| Data shown |
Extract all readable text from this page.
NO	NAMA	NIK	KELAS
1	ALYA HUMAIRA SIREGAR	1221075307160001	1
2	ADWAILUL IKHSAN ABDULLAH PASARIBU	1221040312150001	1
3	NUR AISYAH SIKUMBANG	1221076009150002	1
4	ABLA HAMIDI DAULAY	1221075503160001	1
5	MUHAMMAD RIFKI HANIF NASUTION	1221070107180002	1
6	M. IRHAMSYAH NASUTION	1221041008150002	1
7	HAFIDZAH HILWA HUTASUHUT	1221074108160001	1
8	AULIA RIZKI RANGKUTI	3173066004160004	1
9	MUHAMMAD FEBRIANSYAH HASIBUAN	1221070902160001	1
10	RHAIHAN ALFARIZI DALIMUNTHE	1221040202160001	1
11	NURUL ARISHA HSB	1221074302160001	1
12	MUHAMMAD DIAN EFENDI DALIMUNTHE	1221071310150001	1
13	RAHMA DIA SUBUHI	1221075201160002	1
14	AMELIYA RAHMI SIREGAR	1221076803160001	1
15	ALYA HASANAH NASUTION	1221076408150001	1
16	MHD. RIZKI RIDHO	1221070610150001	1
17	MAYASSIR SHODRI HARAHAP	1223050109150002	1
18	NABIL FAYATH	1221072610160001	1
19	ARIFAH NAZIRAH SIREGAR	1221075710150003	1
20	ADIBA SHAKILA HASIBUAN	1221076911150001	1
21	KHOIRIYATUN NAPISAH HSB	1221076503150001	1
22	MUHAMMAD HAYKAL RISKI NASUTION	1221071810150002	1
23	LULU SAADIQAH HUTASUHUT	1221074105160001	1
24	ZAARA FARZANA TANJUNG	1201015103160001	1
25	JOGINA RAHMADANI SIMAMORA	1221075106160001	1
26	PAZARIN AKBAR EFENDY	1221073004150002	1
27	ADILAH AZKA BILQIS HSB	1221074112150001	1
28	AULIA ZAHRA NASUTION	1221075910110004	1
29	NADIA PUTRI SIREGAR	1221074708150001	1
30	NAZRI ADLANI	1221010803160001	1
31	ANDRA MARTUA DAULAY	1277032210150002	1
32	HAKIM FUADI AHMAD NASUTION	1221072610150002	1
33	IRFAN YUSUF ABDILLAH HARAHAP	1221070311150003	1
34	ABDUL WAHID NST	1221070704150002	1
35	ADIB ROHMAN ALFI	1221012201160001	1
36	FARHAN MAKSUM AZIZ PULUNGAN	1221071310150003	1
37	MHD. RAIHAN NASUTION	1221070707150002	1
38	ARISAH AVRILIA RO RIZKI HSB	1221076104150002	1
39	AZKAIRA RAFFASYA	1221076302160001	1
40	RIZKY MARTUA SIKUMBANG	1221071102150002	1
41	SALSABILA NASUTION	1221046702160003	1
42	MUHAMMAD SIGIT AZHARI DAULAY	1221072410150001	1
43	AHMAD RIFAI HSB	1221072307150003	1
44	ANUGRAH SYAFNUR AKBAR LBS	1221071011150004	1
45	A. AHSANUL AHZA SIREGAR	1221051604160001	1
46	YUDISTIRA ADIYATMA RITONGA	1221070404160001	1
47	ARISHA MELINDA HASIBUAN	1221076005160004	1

| Problem |
Copy each line above that contains the word "ALYA".

| Exercise answer |
1	ALYA HUMAIRA SIREGAR	1221075307160001	1
15	ALYA HASANAH NASUTION	1221076408150001	1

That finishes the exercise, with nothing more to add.